◆ SELECTED EXTRACT ◆
____________

Here are all the links from around the hockey world and what I’m reading while picking the San Jose Sharks over the Pittsburgh Penguins in the Stanley Cup Final.

 

*Patrick Lalime hopped on sports radio in Ottawa, and said the Chris Phillips/Zdeno Chara defense pairing was the best he ever played behind.

 

*Don Cherry had a major problem with Steven Stamkos suiting up and playing in the losing Game 7 to the Penguins.

 

*Phil Kessel gets pretty emotional about finally getting to the Stanley Cup Final after years of struggle in Toronto.

 

*USA Today’s Kevin Allen says the gap between the No. 1 goaltender and the backup isn’t what it used to be.

____________

◆ DATASET ENTRIES ◆

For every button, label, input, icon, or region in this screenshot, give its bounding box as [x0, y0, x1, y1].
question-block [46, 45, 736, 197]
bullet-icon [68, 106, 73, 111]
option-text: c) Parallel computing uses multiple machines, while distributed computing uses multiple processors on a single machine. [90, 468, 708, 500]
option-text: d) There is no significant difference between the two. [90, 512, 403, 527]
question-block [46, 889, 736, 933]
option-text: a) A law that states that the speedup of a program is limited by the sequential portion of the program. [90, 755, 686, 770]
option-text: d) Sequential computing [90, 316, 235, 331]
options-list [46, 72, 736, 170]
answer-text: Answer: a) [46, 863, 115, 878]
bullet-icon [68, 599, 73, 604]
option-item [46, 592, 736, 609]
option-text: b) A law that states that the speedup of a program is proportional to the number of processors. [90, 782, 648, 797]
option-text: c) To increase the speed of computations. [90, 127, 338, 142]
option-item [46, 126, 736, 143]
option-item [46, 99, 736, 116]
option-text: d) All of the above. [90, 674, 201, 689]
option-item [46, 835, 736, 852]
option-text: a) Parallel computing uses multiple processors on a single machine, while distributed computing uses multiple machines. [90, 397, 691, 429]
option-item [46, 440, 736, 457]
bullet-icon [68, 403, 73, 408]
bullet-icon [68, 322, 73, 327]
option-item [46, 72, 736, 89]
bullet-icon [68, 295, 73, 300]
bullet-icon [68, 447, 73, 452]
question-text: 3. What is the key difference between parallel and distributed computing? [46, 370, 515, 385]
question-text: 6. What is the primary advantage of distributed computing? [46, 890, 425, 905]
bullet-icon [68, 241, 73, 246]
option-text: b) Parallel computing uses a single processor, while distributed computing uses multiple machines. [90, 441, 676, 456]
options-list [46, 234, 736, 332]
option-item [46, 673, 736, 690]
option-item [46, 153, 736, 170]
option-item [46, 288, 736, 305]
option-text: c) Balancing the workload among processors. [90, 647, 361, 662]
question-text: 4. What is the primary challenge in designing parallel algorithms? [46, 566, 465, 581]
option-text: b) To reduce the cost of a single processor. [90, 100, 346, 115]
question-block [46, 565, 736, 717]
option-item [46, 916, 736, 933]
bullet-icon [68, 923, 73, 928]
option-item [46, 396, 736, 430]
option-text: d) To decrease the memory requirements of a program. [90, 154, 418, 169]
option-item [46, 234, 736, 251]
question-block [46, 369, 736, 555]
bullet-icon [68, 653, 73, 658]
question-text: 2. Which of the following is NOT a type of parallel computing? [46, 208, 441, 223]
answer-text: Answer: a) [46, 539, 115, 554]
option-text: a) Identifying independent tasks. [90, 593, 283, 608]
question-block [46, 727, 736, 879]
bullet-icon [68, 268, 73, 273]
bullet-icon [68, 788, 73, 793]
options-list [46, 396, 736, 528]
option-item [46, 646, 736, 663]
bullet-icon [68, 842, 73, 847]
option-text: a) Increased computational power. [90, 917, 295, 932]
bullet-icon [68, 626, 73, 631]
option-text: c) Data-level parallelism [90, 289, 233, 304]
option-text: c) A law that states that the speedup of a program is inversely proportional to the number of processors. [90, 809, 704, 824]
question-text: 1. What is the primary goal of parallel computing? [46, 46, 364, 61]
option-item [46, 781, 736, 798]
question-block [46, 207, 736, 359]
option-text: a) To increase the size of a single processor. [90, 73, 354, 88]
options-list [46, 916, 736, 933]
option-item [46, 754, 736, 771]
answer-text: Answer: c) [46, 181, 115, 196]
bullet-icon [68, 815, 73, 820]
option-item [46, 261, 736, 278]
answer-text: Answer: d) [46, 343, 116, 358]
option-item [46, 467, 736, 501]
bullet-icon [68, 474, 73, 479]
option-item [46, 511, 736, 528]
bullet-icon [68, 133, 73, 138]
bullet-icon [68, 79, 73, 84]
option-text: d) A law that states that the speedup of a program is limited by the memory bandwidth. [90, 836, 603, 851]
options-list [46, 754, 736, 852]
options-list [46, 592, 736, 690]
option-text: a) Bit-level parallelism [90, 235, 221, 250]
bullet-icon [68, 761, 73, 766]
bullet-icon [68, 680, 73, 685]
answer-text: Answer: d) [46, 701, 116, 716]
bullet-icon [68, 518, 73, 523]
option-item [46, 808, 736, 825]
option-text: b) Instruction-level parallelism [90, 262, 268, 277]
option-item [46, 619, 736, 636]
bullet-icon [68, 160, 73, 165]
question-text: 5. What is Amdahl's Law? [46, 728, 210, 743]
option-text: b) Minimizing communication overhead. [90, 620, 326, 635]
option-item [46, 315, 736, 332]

____________

◆ ASSIGNMENT ◆
Write the next few entries of the hockey links roundup, picking up after its last item. The rows play no part in what follows.

◆ ANSWER AREA ◆
*Speaking the Sharks, the trip back to Pittsburgh for the Cup Final brings back memories for Joe Thornton and Patrick Marleau.

 

*PHT writer and FOH (Friend of Haggs) writer has the news about Dustin Brown getting stripped of the captaincy with the LA Kings.

 

*Bryan Rust was in the AHL to start this season, but much like Mike Sullivan and Matt Murray he killed it for the Penguins in the playoffs.

 

*For something completely different: It’s official that moving Jackie Bradley Jr. in the lineup wasn’t what killed his hitting streak.